# [Set task]
From the listing below, pull out every line where the string "Month" appears.

=-=-=-=-=

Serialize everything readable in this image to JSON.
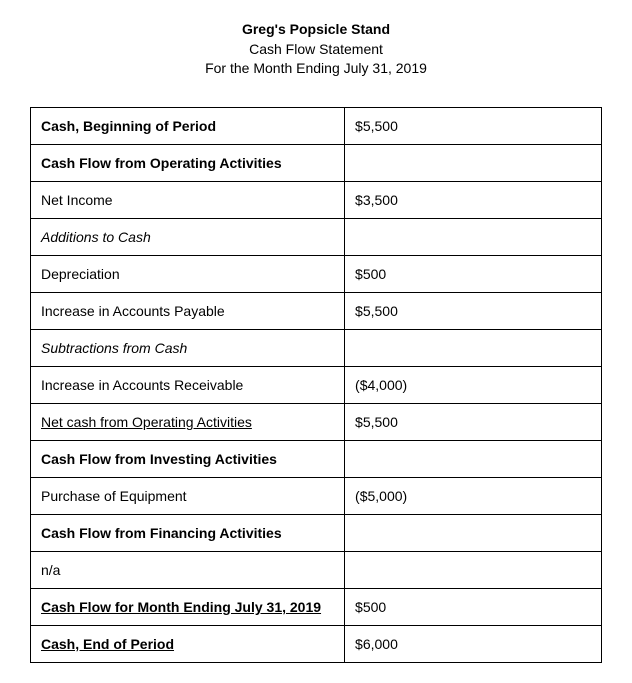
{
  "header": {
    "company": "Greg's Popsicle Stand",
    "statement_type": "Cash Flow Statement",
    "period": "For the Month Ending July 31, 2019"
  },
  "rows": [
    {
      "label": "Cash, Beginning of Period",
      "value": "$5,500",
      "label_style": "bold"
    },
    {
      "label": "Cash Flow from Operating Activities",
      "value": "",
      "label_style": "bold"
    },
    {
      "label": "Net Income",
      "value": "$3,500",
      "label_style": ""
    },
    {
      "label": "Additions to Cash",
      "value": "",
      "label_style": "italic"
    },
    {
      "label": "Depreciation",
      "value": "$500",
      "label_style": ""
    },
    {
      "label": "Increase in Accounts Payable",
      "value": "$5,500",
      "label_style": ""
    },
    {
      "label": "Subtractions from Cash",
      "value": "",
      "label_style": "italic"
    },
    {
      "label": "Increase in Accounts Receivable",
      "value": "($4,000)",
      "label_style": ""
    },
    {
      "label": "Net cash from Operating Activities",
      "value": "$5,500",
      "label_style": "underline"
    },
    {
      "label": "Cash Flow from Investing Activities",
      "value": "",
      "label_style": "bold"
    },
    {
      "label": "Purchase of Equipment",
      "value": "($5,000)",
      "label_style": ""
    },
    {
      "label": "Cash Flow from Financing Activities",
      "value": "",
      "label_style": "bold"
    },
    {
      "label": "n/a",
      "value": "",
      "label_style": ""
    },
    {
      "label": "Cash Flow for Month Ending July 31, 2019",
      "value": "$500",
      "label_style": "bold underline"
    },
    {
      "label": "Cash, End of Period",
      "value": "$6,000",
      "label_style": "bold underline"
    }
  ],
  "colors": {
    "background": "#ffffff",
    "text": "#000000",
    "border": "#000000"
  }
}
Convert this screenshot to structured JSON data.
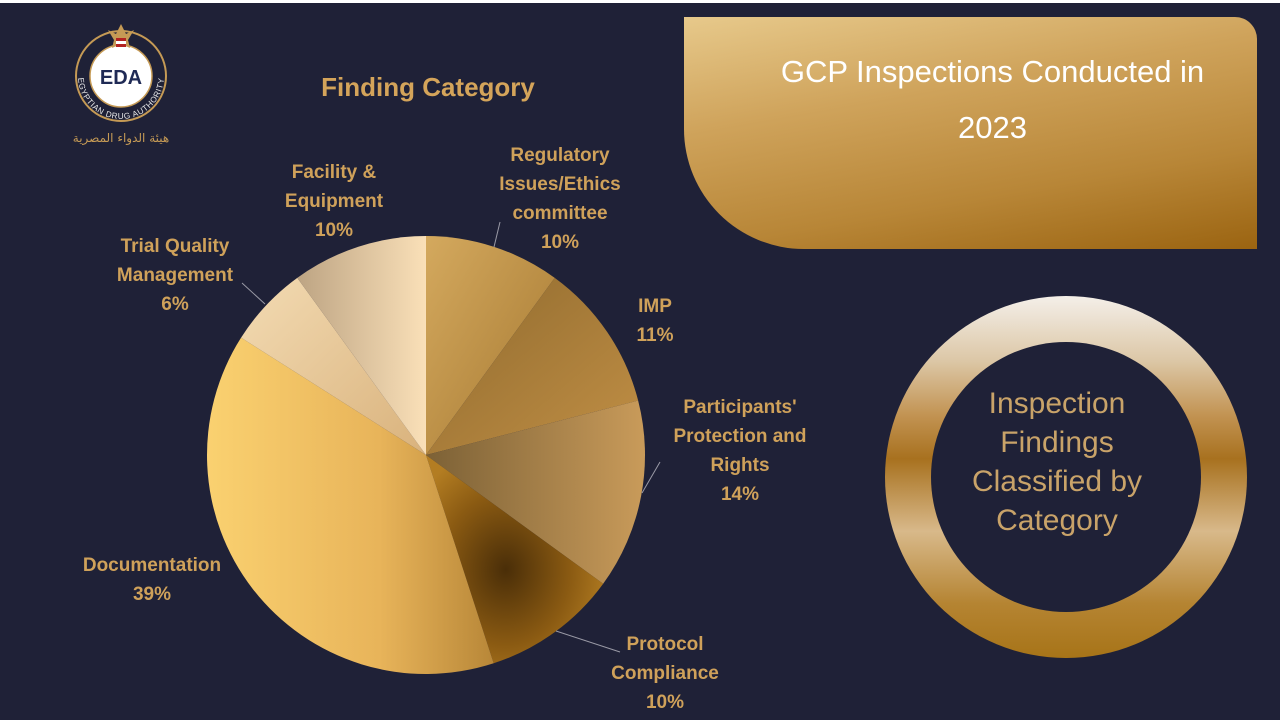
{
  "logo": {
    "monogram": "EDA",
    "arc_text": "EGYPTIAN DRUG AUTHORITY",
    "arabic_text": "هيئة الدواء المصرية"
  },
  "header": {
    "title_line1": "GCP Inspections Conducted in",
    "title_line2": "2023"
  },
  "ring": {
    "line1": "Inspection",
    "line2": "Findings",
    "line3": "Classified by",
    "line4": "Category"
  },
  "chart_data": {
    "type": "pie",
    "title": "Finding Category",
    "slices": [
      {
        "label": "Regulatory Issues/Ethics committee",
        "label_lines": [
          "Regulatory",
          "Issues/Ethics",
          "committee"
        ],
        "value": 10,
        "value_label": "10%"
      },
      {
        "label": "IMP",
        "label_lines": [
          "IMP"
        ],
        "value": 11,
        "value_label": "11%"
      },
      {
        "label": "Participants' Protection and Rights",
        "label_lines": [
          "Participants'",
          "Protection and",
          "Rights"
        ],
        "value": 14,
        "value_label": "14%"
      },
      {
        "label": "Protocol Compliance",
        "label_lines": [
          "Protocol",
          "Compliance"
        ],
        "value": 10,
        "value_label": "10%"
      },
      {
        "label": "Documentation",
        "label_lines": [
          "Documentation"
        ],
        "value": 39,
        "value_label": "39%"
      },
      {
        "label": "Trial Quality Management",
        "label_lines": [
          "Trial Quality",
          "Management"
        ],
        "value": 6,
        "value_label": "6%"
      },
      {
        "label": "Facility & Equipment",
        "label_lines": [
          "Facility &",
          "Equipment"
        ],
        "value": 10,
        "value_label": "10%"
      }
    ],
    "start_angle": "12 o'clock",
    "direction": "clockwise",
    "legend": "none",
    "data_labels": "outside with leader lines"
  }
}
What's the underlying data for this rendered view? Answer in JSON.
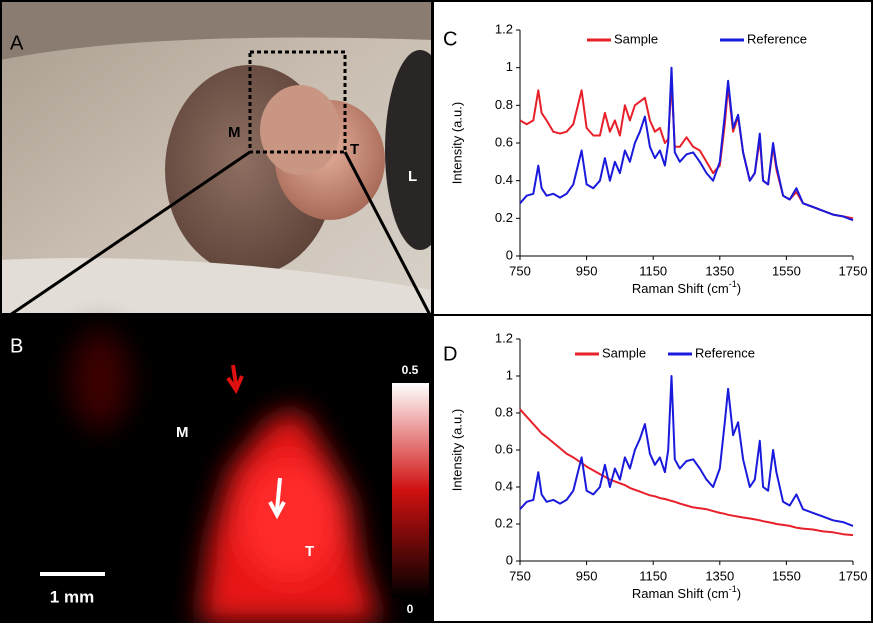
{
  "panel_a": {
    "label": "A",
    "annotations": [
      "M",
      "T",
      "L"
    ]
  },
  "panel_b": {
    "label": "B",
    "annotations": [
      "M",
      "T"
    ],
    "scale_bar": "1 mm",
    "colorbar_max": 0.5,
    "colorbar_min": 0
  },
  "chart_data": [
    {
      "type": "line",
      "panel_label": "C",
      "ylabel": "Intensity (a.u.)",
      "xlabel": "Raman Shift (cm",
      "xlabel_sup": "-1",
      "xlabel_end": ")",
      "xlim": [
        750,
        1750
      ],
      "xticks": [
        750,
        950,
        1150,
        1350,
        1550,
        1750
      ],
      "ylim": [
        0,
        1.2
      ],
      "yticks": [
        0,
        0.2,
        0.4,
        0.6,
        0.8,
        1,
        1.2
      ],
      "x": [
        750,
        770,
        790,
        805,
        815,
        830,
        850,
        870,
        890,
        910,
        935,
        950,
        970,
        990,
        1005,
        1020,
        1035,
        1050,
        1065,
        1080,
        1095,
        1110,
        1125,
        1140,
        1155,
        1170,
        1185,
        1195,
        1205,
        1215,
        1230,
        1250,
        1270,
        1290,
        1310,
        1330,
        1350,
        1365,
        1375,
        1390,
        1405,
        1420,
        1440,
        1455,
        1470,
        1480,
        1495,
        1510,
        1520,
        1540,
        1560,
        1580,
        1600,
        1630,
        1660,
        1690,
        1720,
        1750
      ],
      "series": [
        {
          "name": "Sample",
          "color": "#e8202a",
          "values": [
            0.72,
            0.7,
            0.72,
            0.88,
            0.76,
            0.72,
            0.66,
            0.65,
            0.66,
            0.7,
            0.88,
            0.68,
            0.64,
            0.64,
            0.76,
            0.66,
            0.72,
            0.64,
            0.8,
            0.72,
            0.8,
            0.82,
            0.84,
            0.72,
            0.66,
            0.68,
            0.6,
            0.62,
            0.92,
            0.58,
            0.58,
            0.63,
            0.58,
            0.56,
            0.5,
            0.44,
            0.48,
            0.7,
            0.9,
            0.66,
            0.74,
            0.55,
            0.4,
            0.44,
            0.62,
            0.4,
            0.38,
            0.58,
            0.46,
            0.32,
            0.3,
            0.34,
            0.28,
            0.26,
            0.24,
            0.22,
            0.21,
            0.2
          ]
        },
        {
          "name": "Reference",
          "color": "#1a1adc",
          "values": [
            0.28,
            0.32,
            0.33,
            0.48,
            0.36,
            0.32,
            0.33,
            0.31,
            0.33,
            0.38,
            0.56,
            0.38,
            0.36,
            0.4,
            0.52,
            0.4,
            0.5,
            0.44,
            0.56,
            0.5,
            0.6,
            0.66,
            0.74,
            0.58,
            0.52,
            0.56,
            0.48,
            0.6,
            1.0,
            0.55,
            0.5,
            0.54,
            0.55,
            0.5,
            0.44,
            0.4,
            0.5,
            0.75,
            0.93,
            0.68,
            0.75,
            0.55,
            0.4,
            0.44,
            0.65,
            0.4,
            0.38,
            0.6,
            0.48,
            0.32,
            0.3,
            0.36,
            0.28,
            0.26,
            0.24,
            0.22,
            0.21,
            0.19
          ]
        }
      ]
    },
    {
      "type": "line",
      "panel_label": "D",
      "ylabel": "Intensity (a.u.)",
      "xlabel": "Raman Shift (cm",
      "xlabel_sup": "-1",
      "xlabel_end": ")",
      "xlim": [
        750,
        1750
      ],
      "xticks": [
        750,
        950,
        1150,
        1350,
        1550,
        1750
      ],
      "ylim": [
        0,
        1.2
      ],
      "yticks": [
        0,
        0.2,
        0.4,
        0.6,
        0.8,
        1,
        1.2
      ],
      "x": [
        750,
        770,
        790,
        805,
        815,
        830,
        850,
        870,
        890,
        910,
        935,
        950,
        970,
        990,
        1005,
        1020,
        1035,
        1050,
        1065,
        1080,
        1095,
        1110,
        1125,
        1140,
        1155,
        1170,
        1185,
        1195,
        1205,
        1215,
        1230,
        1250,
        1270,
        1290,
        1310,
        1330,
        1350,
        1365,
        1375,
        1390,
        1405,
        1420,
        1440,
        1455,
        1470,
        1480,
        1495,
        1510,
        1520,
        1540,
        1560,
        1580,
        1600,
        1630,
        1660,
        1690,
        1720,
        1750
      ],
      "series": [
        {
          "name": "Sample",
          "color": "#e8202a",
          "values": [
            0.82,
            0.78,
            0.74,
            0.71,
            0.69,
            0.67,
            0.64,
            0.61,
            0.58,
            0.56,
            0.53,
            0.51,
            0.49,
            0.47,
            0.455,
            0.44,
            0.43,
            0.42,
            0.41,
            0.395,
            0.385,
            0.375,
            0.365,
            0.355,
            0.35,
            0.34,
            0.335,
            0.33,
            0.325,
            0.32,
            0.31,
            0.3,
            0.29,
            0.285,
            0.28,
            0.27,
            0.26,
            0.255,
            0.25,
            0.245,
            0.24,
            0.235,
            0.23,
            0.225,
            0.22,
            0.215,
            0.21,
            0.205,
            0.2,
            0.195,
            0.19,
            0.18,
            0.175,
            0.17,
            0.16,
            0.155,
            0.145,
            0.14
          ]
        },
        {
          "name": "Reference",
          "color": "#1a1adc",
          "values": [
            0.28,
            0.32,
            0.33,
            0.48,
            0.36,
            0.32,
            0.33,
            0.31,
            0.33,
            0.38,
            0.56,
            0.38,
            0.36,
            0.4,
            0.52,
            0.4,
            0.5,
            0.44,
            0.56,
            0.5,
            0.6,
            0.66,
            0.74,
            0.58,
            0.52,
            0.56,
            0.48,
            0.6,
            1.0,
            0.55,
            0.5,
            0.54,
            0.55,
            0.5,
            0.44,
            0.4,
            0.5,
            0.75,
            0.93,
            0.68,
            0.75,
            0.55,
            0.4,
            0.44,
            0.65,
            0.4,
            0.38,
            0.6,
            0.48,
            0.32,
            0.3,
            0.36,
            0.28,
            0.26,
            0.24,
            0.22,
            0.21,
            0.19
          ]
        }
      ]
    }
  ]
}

=-=-=-=-=

# [Solution to the exercise]
    "period": "For the Month Ending July 31, 2019"
      "label": "Cash Flow for Month Ending July 31, 2019",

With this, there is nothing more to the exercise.